======== RAW DATA
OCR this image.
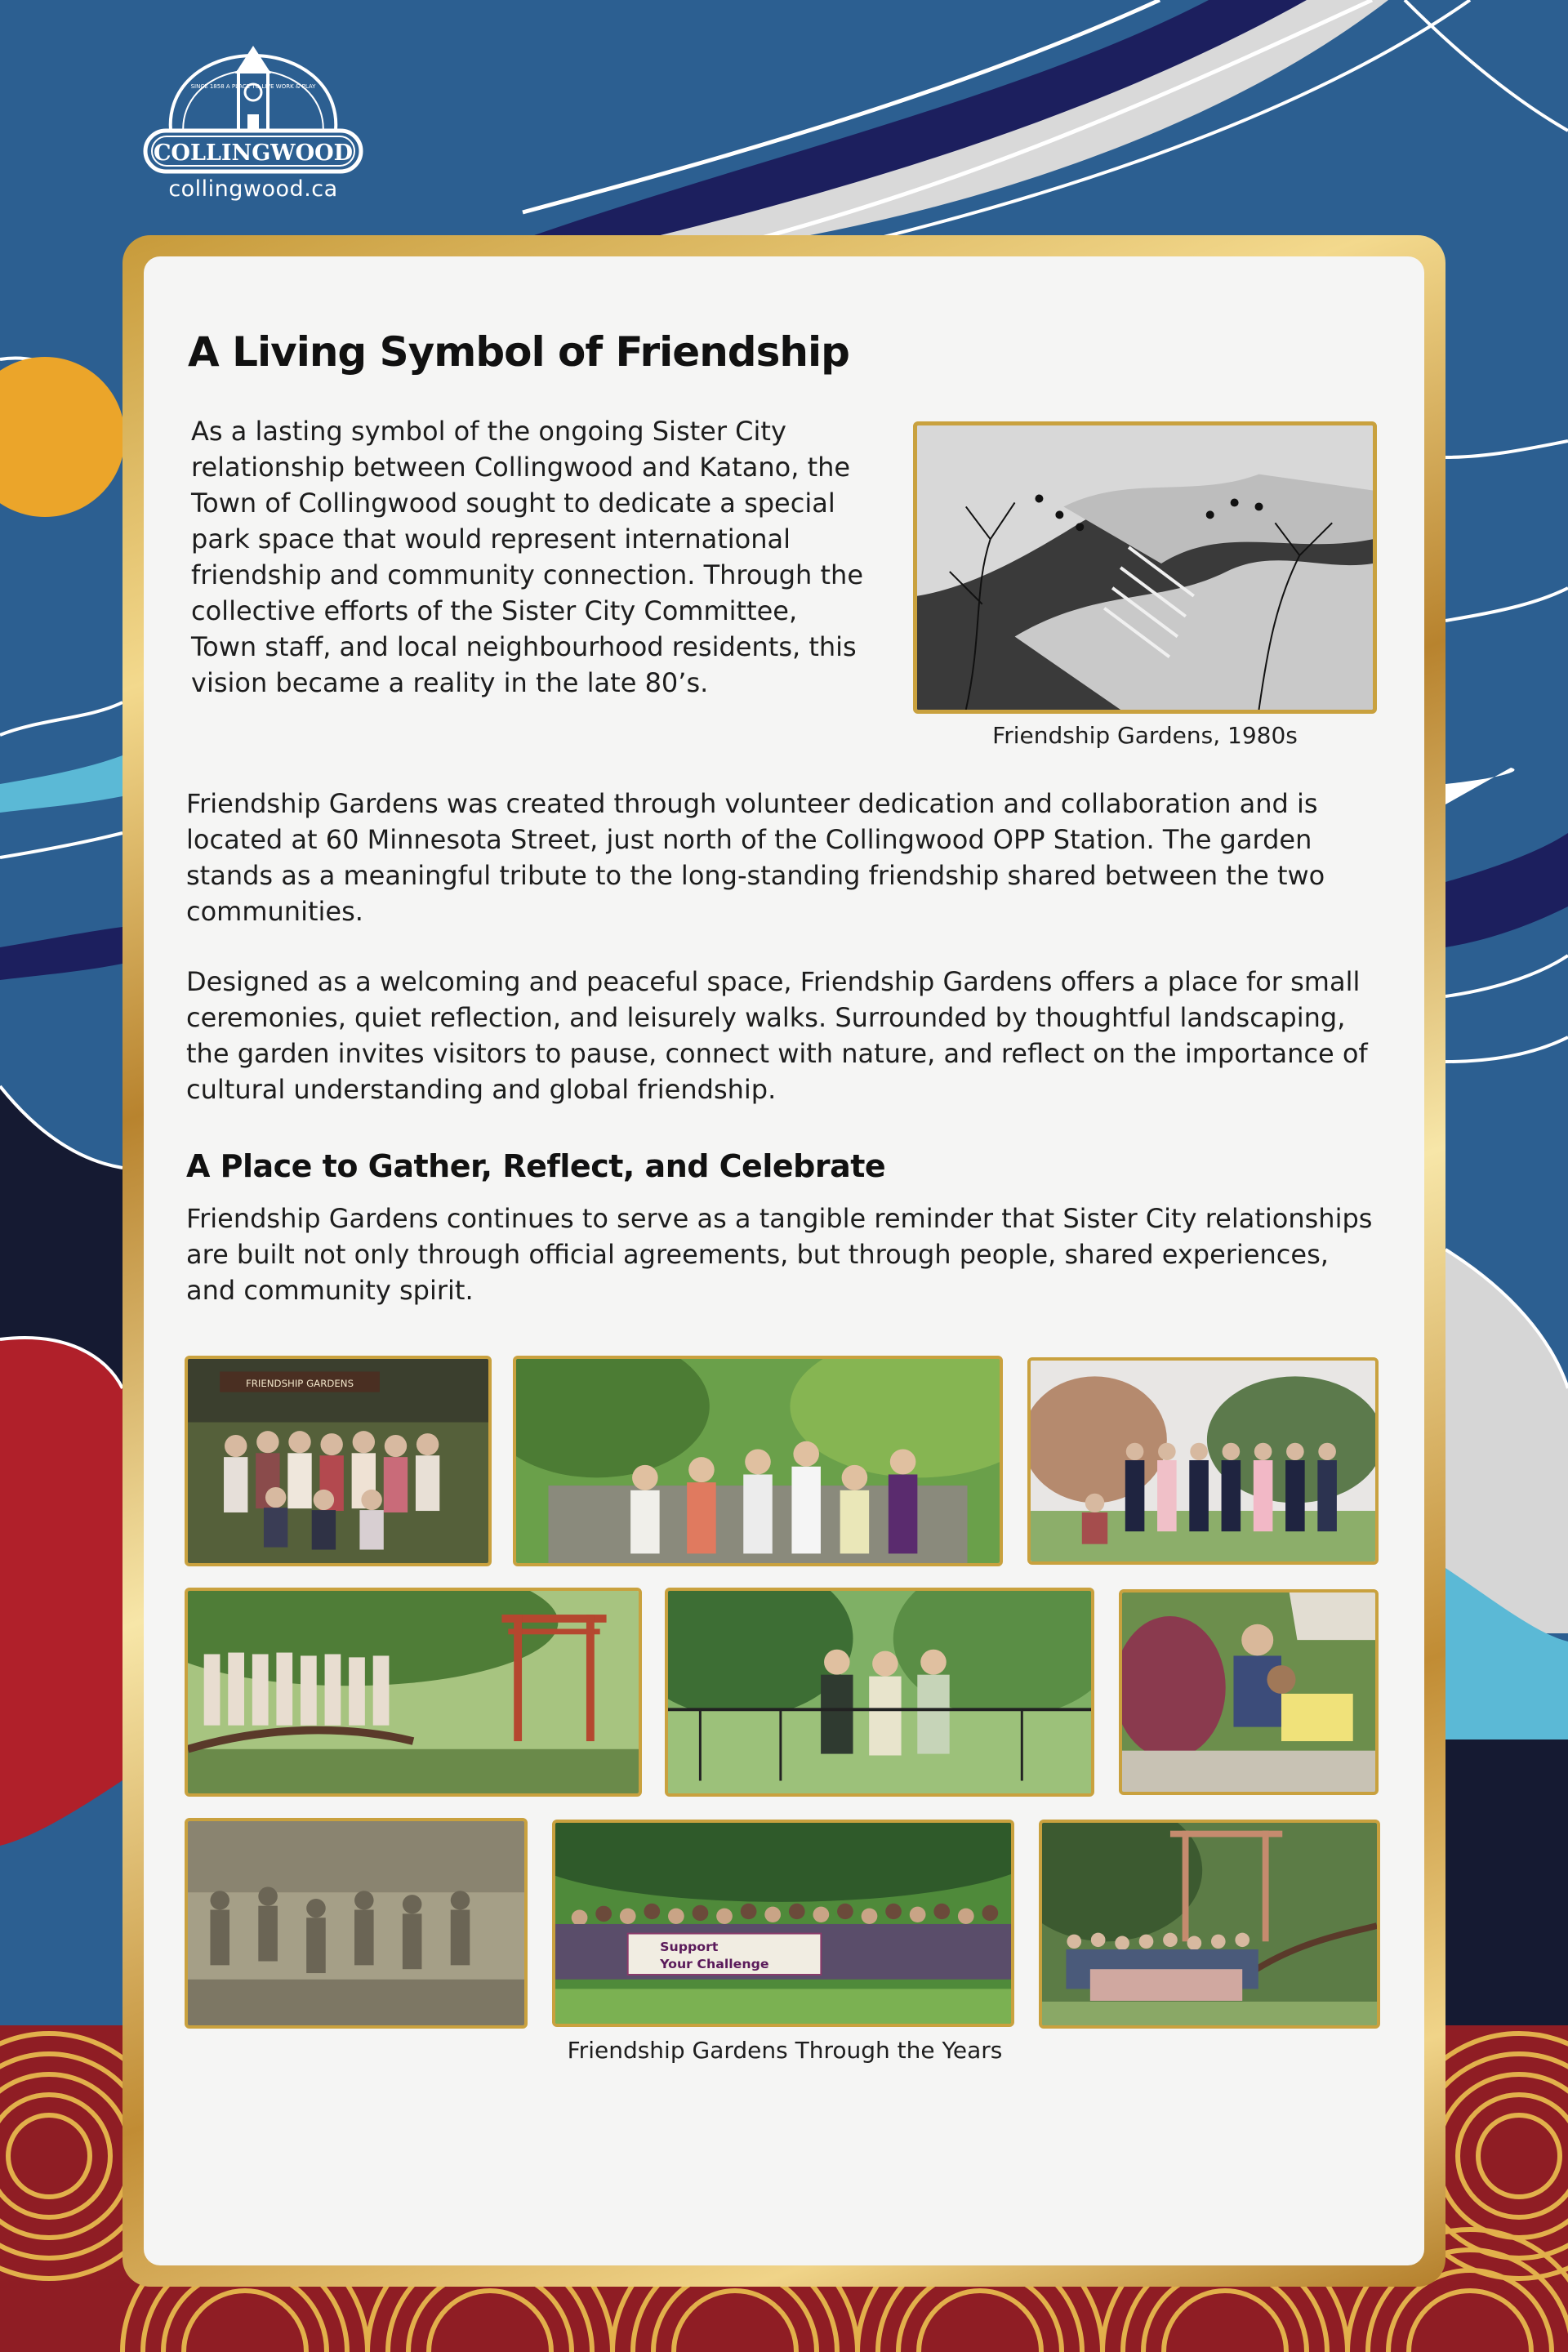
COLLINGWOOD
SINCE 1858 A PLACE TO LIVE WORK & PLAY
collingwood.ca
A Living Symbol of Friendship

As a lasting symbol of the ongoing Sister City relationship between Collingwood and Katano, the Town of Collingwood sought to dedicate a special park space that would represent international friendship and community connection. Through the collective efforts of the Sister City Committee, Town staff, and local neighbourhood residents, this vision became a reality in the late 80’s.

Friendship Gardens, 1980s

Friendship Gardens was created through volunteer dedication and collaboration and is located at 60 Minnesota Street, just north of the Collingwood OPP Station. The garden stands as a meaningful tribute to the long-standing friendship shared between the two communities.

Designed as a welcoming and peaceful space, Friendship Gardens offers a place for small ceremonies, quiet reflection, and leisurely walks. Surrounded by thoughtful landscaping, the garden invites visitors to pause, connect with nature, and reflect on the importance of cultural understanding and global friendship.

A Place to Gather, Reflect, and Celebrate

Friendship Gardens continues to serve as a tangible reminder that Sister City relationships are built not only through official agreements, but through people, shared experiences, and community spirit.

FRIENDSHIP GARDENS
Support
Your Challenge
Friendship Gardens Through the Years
================
> **DIRECTIONS FOR THIS TASK**: All of the material above is to be copied exactly, except for its images.

> **EXERCISE ANSWER**:
OCR this image.
COLLINGWOOD
SINCE 1858 A PLACE TO LIVE WORK & PLAY
collingwood.ca
A Living Symbol of Friendship

As a lasting symbol of the ongoing Sister City relationship between Collingwood and Katano, the Town of Collingwood sought to dedicate a special park space that would represent international friendship and community connection. Through the collective efforts of the Sister City Committee, Town staff, and local neighbourhood residents, this vision became a reality in the late 80’s.

Friendship Gardens, 1980s

Friendship Gardens was created through volunteer dedication and collaboration and is located at 60 Minnesota Street, just north of the Collingwood OPP Station. The garden stands as a meaningful tribute to the long-standing friendship shared between the two communities.

Designed as a welcoming and peaceful space, Friendship Gardens offers a place for small ceremonies, quiet reflection, and leisurely walks. Surrounded by thoughtful landscaping, the garden invites visitors to pause, connect with nature, and reflect on the importance of cultural understanding and global friendship.

A Place to Gather, Reflect, and Celebrate

Friendship Gardens continues to serve as a tangible reminder that Sister City relationships are built not only through official agreements, but through people, shared experiences, and community spirit.

FRIENDSHIP GARDENS
Support
Your Challenge
Friendship Gardens Through the Years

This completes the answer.